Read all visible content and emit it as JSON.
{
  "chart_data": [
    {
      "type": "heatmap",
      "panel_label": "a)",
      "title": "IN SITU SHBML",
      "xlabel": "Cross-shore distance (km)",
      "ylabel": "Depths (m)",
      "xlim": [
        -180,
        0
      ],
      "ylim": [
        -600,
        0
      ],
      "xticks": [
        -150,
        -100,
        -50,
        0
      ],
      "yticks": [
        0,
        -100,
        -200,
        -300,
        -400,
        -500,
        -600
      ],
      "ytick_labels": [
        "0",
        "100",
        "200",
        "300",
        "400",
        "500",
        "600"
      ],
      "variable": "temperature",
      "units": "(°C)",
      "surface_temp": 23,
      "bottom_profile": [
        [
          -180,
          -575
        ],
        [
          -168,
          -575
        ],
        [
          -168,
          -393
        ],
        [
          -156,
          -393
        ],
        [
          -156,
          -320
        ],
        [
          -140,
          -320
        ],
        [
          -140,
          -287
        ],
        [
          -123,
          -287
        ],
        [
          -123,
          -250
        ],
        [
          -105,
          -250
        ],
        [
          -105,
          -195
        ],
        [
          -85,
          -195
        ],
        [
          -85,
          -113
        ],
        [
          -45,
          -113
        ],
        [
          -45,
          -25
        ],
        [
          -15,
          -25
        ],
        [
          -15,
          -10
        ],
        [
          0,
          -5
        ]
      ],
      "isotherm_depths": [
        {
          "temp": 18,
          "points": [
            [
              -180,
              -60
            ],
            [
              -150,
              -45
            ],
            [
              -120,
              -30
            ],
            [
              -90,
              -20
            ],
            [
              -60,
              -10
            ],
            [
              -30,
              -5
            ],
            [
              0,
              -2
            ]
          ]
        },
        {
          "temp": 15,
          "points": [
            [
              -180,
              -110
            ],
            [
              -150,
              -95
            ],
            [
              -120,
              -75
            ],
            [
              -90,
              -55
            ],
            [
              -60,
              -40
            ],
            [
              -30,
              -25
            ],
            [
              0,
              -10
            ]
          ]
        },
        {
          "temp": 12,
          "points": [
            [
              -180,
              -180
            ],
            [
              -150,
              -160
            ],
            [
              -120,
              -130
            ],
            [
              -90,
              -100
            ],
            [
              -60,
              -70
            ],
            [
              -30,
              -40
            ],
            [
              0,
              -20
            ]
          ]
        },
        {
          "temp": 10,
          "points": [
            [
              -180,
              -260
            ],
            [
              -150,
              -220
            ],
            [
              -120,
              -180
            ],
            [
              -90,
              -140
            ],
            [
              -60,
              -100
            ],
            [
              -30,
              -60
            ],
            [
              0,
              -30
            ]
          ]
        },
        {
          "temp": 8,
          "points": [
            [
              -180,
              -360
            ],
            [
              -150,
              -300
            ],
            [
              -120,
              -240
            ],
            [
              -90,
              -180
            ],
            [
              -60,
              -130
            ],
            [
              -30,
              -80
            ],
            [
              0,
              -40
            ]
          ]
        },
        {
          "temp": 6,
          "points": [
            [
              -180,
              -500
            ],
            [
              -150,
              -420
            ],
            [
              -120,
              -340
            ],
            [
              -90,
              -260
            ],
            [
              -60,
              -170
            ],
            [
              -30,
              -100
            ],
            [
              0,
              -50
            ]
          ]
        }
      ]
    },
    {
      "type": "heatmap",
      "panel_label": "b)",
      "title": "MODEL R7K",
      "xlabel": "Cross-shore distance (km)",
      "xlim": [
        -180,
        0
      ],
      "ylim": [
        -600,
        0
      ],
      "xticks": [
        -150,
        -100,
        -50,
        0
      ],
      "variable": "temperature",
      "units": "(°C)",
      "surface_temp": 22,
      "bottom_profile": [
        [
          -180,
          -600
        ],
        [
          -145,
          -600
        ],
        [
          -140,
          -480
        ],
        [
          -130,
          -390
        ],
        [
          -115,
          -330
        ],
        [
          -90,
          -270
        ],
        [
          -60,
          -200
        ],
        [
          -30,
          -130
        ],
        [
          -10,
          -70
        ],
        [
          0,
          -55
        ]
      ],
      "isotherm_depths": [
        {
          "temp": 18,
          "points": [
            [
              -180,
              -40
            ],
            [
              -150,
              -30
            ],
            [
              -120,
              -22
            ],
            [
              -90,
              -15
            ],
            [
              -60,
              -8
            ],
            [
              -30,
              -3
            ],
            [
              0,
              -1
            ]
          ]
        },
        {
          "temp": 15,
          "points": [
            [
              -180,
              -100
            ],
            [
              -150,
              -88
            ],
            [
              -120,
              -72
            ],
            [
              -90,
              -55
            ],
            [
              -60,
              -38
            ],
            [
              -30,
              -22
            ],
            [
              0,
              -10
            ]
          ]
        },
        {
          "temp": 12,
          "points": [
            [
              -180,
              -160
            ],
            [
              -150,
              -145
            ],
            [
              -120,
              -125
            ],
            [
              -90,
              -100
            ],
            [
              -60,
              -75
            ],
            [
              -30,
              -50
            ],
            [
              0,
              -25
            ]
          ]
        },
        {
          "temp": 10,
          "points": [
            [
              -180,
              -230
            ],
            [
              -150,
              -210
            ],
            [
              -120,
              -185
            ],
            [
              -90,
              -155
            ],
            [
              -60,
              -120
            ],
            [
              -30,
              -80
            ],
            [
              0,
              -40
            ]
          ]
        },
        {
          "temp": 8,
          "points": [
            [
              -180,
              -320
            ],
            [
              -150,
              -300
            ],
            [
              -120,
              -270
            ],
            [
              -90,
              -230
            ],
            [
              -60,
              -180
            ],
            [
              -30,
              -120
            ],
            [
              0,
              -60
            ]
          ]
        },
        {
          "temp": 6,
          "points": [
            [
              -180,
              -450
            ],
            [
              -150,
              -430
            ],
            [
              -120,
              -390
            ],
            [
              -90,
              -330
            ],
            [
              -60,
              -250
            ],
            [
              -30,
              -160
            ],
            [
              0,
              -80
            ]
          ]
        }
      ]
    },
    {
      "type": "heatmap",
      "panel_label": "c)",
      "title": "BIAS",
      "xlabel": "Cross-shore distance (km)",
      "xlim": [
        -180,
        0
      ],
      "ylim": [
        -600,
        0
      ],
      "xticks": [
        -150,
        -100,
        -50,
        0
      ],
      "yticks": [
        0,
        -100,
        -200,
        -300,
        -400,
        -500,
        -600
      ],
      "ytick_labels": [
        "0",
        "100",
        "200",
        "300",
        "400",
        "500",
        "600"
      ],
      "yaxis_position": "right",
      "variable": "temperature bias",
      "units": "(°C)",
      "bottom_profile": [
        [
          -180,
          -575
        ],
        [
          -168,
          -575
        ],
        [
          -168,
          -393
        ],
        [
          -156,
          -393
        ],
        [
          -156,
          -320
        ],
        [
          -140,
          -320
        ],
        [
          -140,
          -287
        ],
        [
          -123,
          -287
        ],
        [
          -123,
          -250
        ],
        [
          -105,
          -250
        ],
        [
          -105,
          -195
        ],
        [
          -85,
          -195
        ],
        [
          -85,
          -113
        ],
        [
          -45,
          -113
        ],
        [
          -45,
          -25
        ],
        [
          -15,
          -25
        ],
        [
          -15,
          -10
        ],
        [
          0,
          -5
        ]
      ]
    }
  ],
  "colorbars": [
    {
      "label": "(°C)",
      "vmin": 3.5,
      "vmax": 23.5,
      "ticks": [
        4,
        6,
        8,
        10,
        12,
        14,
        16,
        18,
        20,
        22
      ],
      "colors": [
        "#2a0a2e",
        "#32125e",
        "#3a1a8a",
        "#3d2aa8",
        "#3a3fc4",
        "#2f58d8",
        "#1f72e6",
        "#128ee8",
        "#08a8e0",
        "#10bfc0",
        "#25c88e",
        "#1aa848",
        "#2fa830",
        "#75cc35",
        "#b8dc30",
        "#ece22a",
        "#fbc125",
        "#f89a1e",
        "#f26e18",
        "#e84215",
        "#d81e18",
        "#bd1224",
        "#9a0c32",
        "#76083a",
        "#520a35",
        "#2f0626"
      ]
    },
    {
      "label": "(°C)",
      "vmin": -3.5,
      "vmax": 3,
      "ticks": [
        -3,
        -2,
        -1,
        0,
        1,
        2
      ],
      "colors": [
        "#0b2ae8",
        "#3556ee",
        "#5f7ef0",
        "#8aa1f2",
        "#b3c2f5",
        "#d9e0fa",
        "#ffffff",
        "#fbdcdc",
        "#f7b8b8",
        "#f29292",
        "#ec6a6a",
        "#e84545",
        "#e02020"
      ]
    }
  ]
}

------------------------

Show the lines where the word "title" appears in the entries.

      "title": "IN SITU SHBML",
      "title": "MODEL R7K",
      "title": "BIAS",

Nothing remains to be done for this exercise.